=== What to do ===
Copy the data below line for line, without any change, and leave out the picture marker.

··· Data shown

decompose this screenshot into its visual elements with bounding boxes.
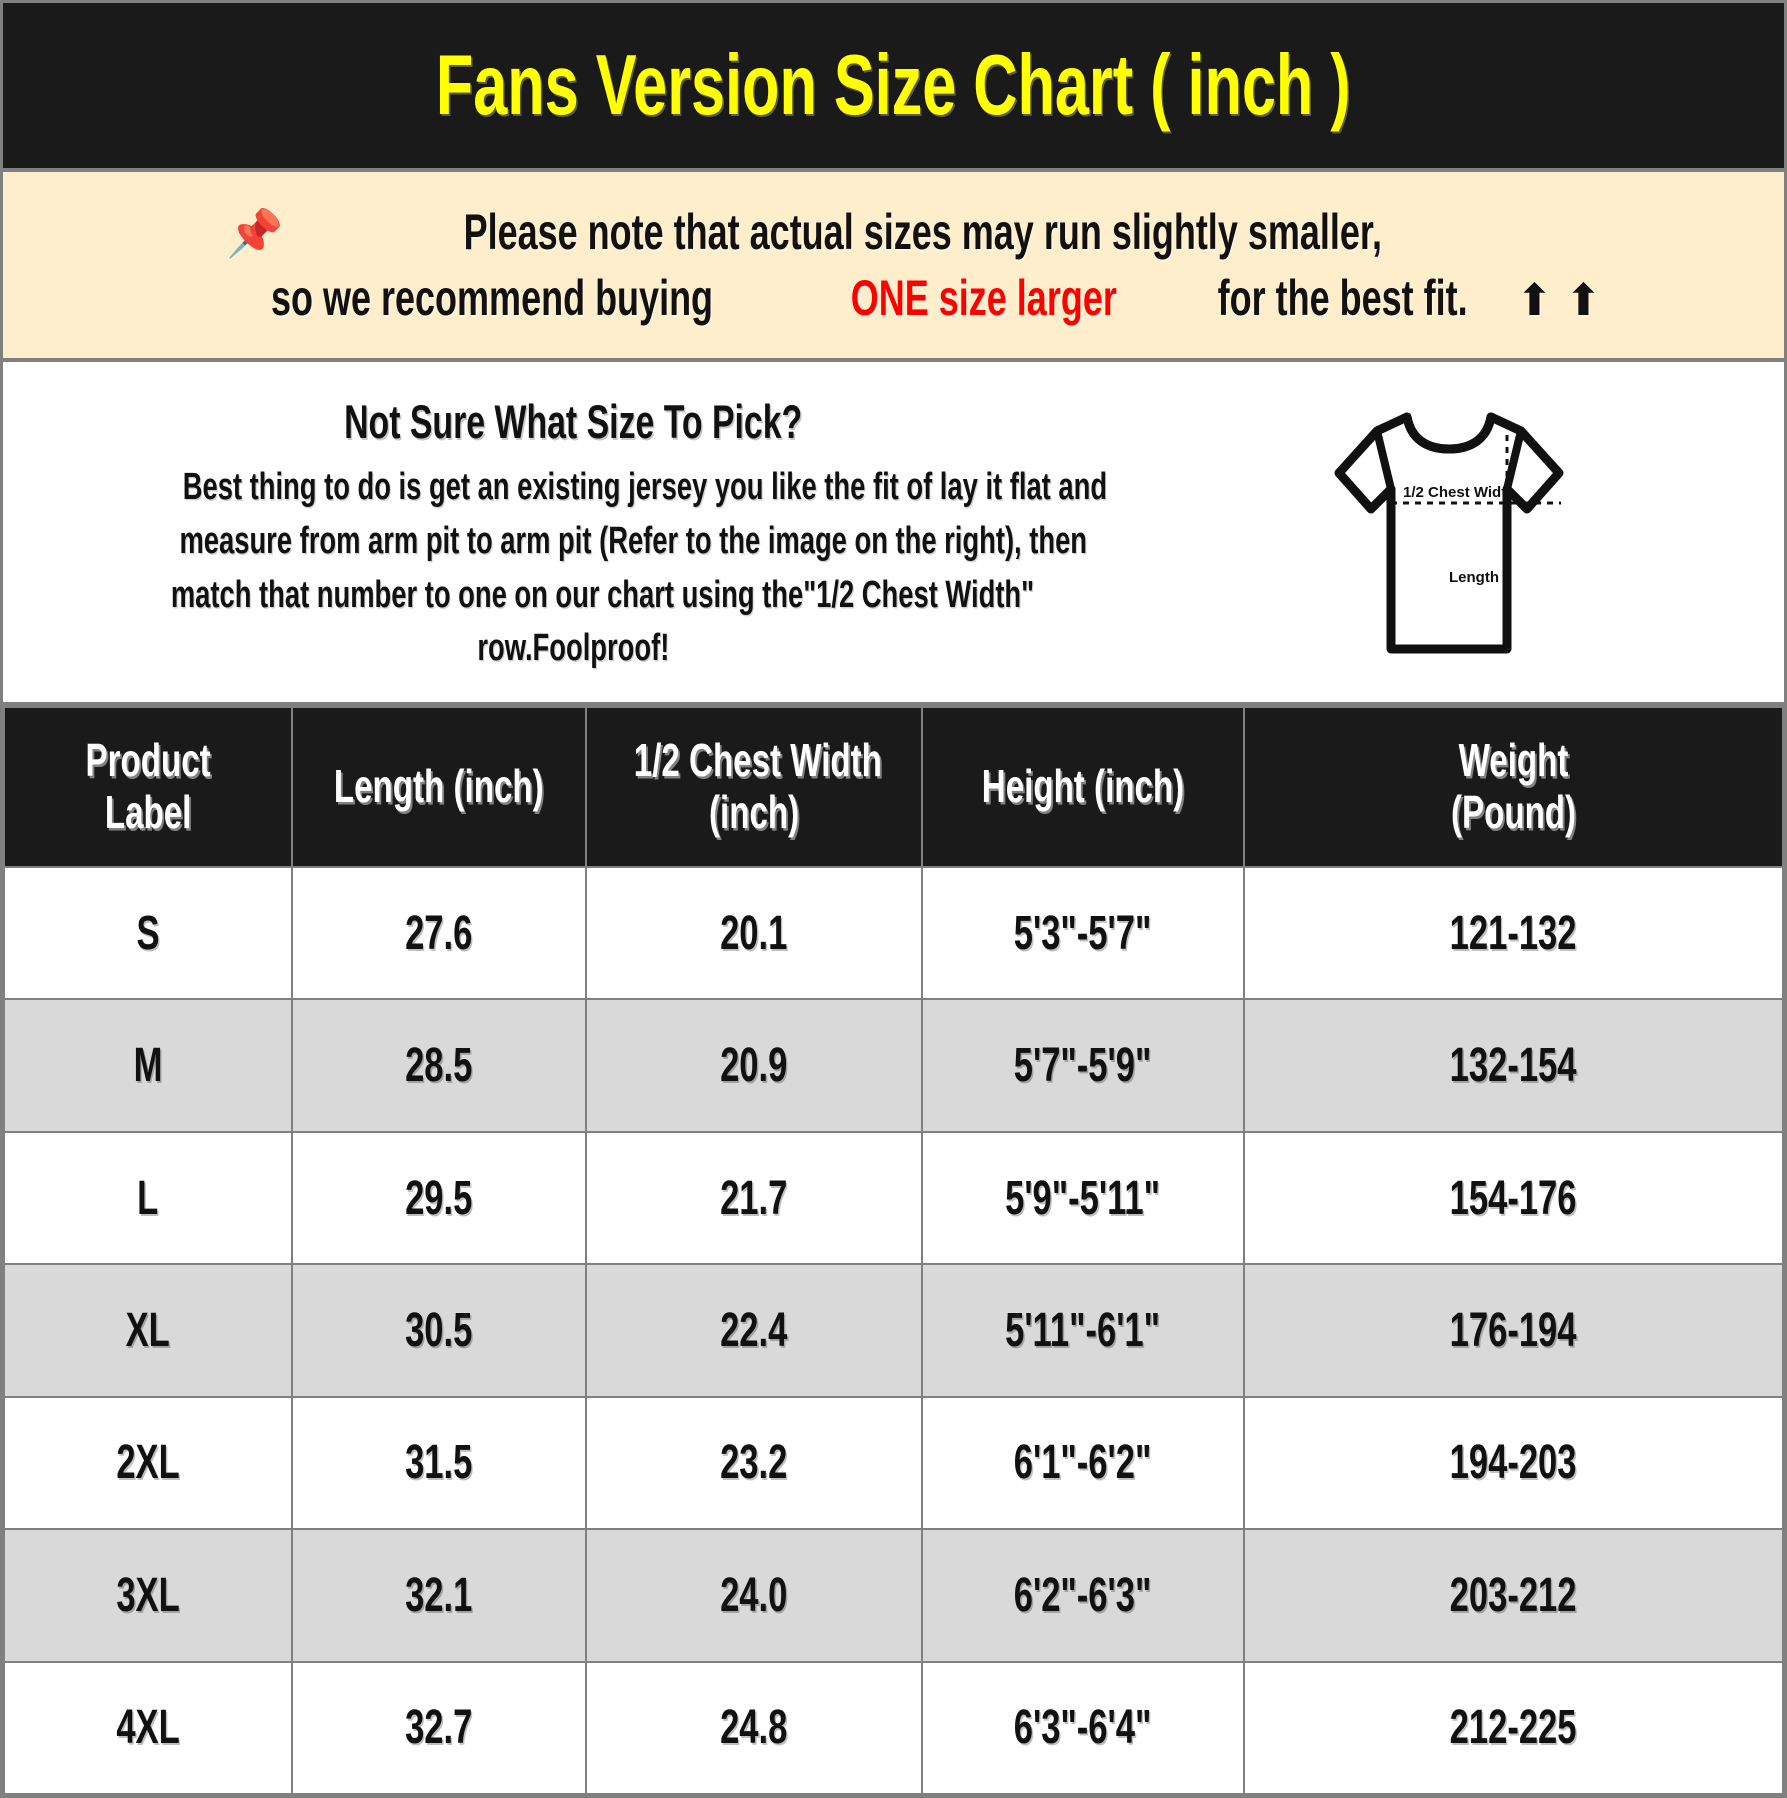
column-header-weight-text: Weight (Pound): [1450, 734, 1576, 838]
column-header-product-label-text: Product Label: [85, 734, 211, 838]
cell-chest: 21.7: [584, 1130, 923, 1266]
info-body-row-0: Best thing to do is get an existing jers…: [3, 461, 1143, 515]
tshirt-collar: [1402, 412, 1495, 454]
cell-length: 30.5: [291, 1263, 587, 1398]
note-highlight: ONE size larger: [850, 270, 1117, 326]
cell-chest: 20.9: [584, 998, 923, 1133]
cell-chest: 24.0: [584, 1528, 923, 1663]
cell-height: 5'7"-5'9": [920, 998, 1245, 1133]
cell-weight: 121-132: [1242, 865, 1784, 1001]
note-line-2: so we recommend buying ONE size larger f…: [185, 265, 1602, 331]
column-header-chest-width: 1/2 Chest Width (inch): [584, 706, 923, 868]
cell-length: 29.5: [291, 1130, 587, 1266]
info-heading-row: Not Sure What Size To Pick?: [3, 394, 1143, 461]
tshirt-right-sleeve-seam: [1502, 430, 1525, 490]
info-heading: Not Sure What Size To Pick?: [343, 394, 803, 448]
info-text-block: Not Sure What Size To Pick? Best thing t…: [3, 388, 1143, 677]
cell-length: 28.5: [291, 998, 587, 1133]
cell-size: XL: [3, 1263, 294, 1398]
tshirt-diagram-wrap: 1/2 Chest Width Length: [1143, 387, 1784, 677]
cell-length: 27.6: [291, 865, 587, 1001]
cell-length: 31.5: [291, 1395, 587, 1531]
info-body-line-0: Best thing to do is get an existing jers…: [182, 465, 1108, 508]
cell-size: S: [3, 865, 294, 1001]
cell-height: 5'11"-6'1": [920, 1263, 1245, 1398]
tshirt-measurement-diagram: 1/2 Chest Width Length: [1334, 412, 1563, 654]
cell-chest: 20.1: [584, 865, 923, 1001]
cell-size: L: [3, 1130, 294, 1266]
cell-chest: 23.2: [584, 1395, 923, 1531]
column-header-weight: Weight (Pound): [1242, 706, 1784, 868]
note-banner: 📌 Please note that actual sizes may run s…: [3, 172, 1784, 362]
column-header-length: Length (inch): [291, 706, 587, 868]
info-body-row-2: match that number to one on our chart us…: [3, 569, 1143, 623]
note-line-1-text: Please note that actual sizes may run sl…: [463, 204, 1383, 260]
table-row: L 29.5 21.7 5'9"-5'11" 154-176: [3, 1130, 1784, 1266]
note-line-1: 📌 Please note that actual sizes may run s…: [226, 199, 1561, 265]
cell-size: M: [3, 998, 294, 1133]
info-body-line-2: match that number to one on our chart us…: [170, 573, 1035, 616]
cell-weight: 154-176: [1242, 1130, 1784, 1266]
cell-size: 3XL: [3, 1528, 294, 1663]
size-chart-table: Product Label Length (inch) 1/2 Chest Wid…: [3, 706, 1784, 1795]
table-header-row: Product Label Length (inch) 1/2 Chest Wid…: [3, 706, 1784, 868]
up-arrows-icon: ⬆ ⬆: [1515, 276, 1602, 325]
info-body-row-3: row.Foolproof!: [3, 622, 1143, 676]
tshirt-left-sleeve-seam: [1372, 430, 1395, 490]
column-header-height: Height (inch): [920, 706, 1245, 868]
info-section: Not Sure What Size To Pick? Best thing t…: [3, 362, 1784, 706]
cell-weight: 203-212: [1242, 1528, 1784, 1663]
table-row: 2XL 31.5 23.2 6'1"-6'2" 194-203: [3, 1395, 1784, 1531]
cell-weight: 132-154: [1242, 998, 1784, 1133]
table-row: S 27.6 20.1 5'3"-5'7" 121-132: [3, 865, 1784, 1001]
cell-height: 5'3"-5'7": [920, 865, 1245, 1001]
cell-chest: 24.8: [584, 1660, 923, 1795]
table-row: 4XL 32.7 24.8 6'3"-6'4" 212-225: [3, 1660, 1784, 1795]
cell-size: 2XL: [3, 1395, 294, 1531]
title-bar: Fans Version Size Chart ( inch ): [3, 3, 1784, 172]
length-label: Length: [1449, 569, 1499, 586]
page-title: Fans Version Size Chart ( inch ): [436, 37, 1351, 133]
cell-height: 6'1"-6'2": [920, 1395, 1245, 1531]
cell-weight: 212-225: [1242, 1660, 1784, 1795]
note-line-2-suffix: for the best fit.: [1217, 270, 1468, 326]
info-body-line-3: row.Foolproof!: [477, 627, 669, 670]
cell-height: 6'3"-6'4": [920, 1660, 1245, 1795]
info-body-line-1: measure from arm pit to arm pit (Refer t…: [179, 519, 1088, 562]
table-row: 3XL 32.1 24.0 6'2"-6'3" 203-212: [3, 1528, 1784, 1663]
cell-length: 32.7: [291, 1660, 587, 1795]
note-line-2-prefix: so we recommend buying: [271, 270, 714, 326]
cell-weight: 194-203: [1242, 1395, 1784, 1531]
table-row: M 28.5 20.9 5'7"-5'9" 132-154: [3, 998, 1784, 1133]
cell-length: 32.1: [291, 1528, 587, 1663]
cell-height: 6'2"-6'3": [920, 1528, 1245, 1663]
column-header-length-text: Length (inch): [334, 760, 544, 813]
column-header-height-text: Height (inch): [981, 760, 1185, 813]
cell-weight: 176-194: [1242, 1263, 1784, 1398]
cell-chest: 22.4: [584, 1263, 923, 1398]
info-body-row-1: measure from arm pit to arm pit (Refer t…: [3, 515, 1143, 569]
table-row: XL 30.5 22.4 5'11"-6'1" 176-194: [3, 1263, 1784, 1398]
pushpin-icon: 📌: [226, 207, 284, 259]
cell-height: 5'9"-5'11": [920, 1130, 1245, 1266]
chest-width-label: 1/2 Chest Width: [1403, 484, 1515, 501]
table-body: S 27.6 20.1 5'3"-5'7" 121-132 M 28.5 20.…: [3, 865, 1784, 1795]
column-header-product-label: Product Label: [3, 706, 294, 868]
column-header-chest-width-text: 1/2 Chest Width (inch): [633, 734, 882, 838]
cell-size: 4XL: [3, 1660, 294, 1795]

······

=== Response below ===
decompose this screenshot into its visual elements with bounding boxes.
column-header-weight-text: Weight (Pound): [1450, 734, 1576, 838]
column-header-product-label-text: Product Label: [85, 734, 211, 838]
cell-chest: 21.7: [584, 1130, 923, 1266]
info-body-row-0: Best thing to do is get an existing jers…: [3, 461, 1143, 515]
tshirt-collar: [1402, 412, 1495, 454]
cell-length: 30.5: [291, 1263, 587, 1398]
note-highlight: ONE size larger: [850, 270, 1117, 326]
cell-chest: 20.9: [584, 998, 923, 1133]
cell-chest: 24.0: [584, 1528, 923, 1663]
cell-height: 5'7"-5'9": [920, 998, 1245, 1133]
cell-weight: 121-132: [1242, 865, 1784, 1001]
note-line-2: so we recommend buying ONE size larger f…: [185, 265, 1602, 331]
column-header-chest-width: 1/2 Chest Width (inch): [584, 706, 923, 868]
cell-length: 29.5: [291, 1130, 587, 1266]
info-heading-row: Not Sure What Size To Pick?: [3, 394, 1143, 461]
tshirt-right-sleeve-seam: [1502, 430, 1525, 490]
info-heading: Not Sure What Size To Pick?: [343, 394, 803, 448]
info-text-block: Not Sure What Size To Pick? Best thing t…: [3, 388, 1143, 677]
cell-length: 28.5: [291, 998, 587, 1133]
cell-size: XL: [3, 1263, 294, 1398]
tshirt-diagram-wrap: 1/2 Chest Width Length: [1143, 387, 1784, 677]
cell-length: 27.6: [291, 865, 587, 1001]
cell-length: 31.5: [291, 1395, 587, 1531]
info-body-line-0: Best thing to do is get an existing jers…: [182, 465, 1108, 508]
cell-size: S: [3, 865, 294, 1001]
cell-height: 5'11"-6'1": [920, 1263, 1245, 1398]
tshirt-measurement-diagram: 1/2 Chest Width Length: [1334, 412, 1563, 654]
cell-chest: 20.1: [584, 865, 923, 1001]
cell-size: L: [3, 1130, 294, 1266]
cell-chest: 23.2: [584, 1395, 923, 1531]
column-header-weight: Weight (Pound): [1242, 706, 1784, 868]
note-banner: 📌 Please note that actual sizes may run s…: [3, 172, 1784, 362]
column-header-length: Length (inch): [291, 706, 587, 868]
info-body-row-2: match that number to one on our chart us…: [3, 569, 1143, 623]
note-line-1-text: Please note that actual sizes may run sl…: [463, 204, 1383, 260]
table-row: L 29.5 21.7 5'9"-5'11" 154-176: [3, 1130, 1784, 1266]
note-line-1: 📌 Please note that actual sizes may run s…: [226, 199, 1561, 265]
cell-size: M: [3, 998, 294, 1133]
info-body-line-2: match that number to one on our chart us…: [170, 573, 1035, 616]
cell-weight: 154-176: [1242, 1130, 1784, 1266]
cell-size: 3XL: [3, 1528, 294, 1663]
size-chart-table: Product Label Length (inch) 1/2 Chest Wid…: [3, 706, 1784, 1795]
table-header-row: Product Label Length (inch) 1/2 Chest Wid…: [3, 706, 1784, 868]
up-arrows-icon: ⬆ ⬆: [1515, 276, 1602, 325]
info-body-row-3: row.Foolproof!: [3, 622, 1143, 676]
tshirt-left-sleeve-seam: [1372, 430, 1395, 490]
column-header-height: Height (inch): [920, 706, 1245, 868]
info-section: Not Sure What Size To Pick? Best thing t…: [3, 362, 1784, 706]
cell-weight: 203-212: [1242, 1528, 1784, 1663]
table-row: 2XL 31.5 23.2 6'1"-6'2" 194-203: [3, 1395, 1784, 1531]
cell-weight: 132-154: [1242, 998, 1784, 1133]
table-row: S 27.6 20.1 5'3"-5'7" 121-132: [3, 865, 1784, 1001]
cell-height: 5'3"-5'7": [920, 865, 1245, 1001]
cell-chest: 24.8: [584, 1660, 923, 1795]
table-row: 4XL 32.7 24.8 6'3"-6'4" 212-225: [3, 1660, 1784, 1795]
cell-size: 2XL: [3, 1395, 294, 1531]
title-bar: Fans Version Size Chart ( inch ): [3, 3, 1784, 172]
length-label: Length: [1449, 569, 1499, 586]
page-title: Fans Version Size Chart ( inch ): [436, 37, 1351, 133]
cell-height: 6'1"-6'2": [920, 1395, 1245, 1531]
cell-weight: 212-225: [1242, 1660, 1784, 1795]
note-line-2-suffix: for the best fit.: [1217, 270, 1468, 326]
info-body-line-3: row.Foolproof!: [477, 627, 669, 670]
cell-height: 6'3"-6'4": [920, 1660, 1245, 1795]
info-body-line-1: measure from arm pit to arm pit (Refer t…: [179, 519, 1088, 562]
table-row: 3XL 32.1 24.0 6'2"-6'3" 203-212: [3, 1528, 1784, 1663]
cell-length: 32.7: [291, 1660, 587, 1795]
note-line-2-prefix: so we recommend buying: [271, 270, 714, 326]
cell-weight: 194-203: [1242, 1395, 1784, 1531]
table-row: M 28.5 20.9 5'7"-5'9" 132-154: [3, 998, 1784, 1133]
cell-length: 32.1: [291, 1528, 587, 1663]
cell-height: 6'2"-6'3": [920, 1528, 1245, 1663]
column-header-length-text: Length (inch): [334, 760, 544, 813]
column-header-height-text: Height (inch): [981, 760, 1185, 813]
cell-weight: 176-194: [1242, 1263, 1784, 1398]
cell-chest: 22.4: [584, 1263, 923, 1398]
info-body-row-1: measure from arm pit to arm pit (Refer t…: [3, 515, 1143, 569]
table-row: XL 30.5 22.4 5'11"-6'1" 176-194: [3, 1263, 1784, 1398]
pushpin-icon: 📌: [226, 207, 284, 259]
cell-height: 5'9"-5'11": [920, 1130, 1245, 1266]
chest-width-label: 1/2 Chest Width: [1403, 484, 1515, 501]
table-body: S 27.6 20.1 5'3"-5'7" 121-132 M 28.5 20.…: [3, 865, 1784, 1795]
column-header-product-label: Product Label: [3, 706, 294, 868]
column-header-chest-width-text: 1/2 Chest Width (inch): [633, 734, 882, 838]
cell-size: 4XL: [3, 1660, 294, 1795]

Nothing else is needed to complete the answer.